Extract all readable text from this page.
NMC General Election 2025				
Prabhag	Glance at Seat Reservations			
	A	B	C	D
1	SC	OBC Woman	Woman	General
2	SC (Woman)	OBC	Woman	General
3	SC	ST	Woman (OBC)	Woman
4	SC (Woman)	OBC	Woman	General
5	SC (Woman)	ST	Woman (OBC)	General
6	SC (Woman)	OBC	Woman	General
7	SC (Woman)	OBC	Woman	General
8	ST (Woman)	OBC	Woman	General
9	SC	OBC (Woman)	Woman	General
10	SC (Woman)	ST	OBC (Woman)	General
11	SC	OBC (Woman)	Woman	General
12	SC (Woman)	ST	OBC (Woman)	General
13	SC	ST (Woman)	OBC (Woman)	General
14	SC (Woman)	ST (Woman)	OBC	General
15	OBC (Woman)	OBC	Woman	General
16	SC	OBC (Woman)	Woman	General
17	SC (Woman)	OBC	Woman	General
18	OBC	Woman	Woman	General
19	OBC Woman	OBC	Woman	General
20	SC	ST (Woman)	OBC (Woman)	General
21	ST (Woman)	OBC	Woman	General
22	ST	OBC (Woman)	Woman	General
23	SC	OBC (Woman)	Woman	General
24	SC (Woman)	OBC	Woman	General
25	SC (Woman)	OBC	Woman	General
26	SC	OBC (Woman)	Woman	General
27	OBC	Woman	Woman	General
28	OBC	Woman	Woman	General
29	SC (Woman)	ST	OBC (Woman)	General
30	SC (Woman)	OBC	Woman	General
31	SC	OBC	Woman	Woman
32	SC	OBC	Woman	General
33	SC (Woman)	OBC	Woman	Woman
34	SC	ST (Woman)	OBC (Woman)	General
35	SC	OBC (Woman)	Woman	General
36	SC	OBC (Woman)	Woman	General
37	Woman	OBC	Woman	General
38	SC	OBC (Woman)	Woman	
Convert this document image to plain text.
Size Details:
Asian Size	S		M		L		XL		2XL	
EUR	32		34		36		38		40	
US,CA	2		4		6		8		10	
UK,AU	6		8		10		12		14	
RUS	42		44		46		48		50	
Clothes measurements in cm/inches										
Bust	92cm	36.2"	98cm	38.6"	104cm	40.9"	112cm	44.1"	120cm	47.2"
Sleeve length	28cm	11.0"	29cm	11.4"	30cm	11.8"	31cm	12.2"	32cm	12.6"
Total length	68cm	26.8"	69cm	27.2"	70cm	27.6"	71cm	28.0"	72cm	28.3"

########################################

Count how many lines in the data contain the word "this", giving the number without comment.

» COMPLETED TASK: 2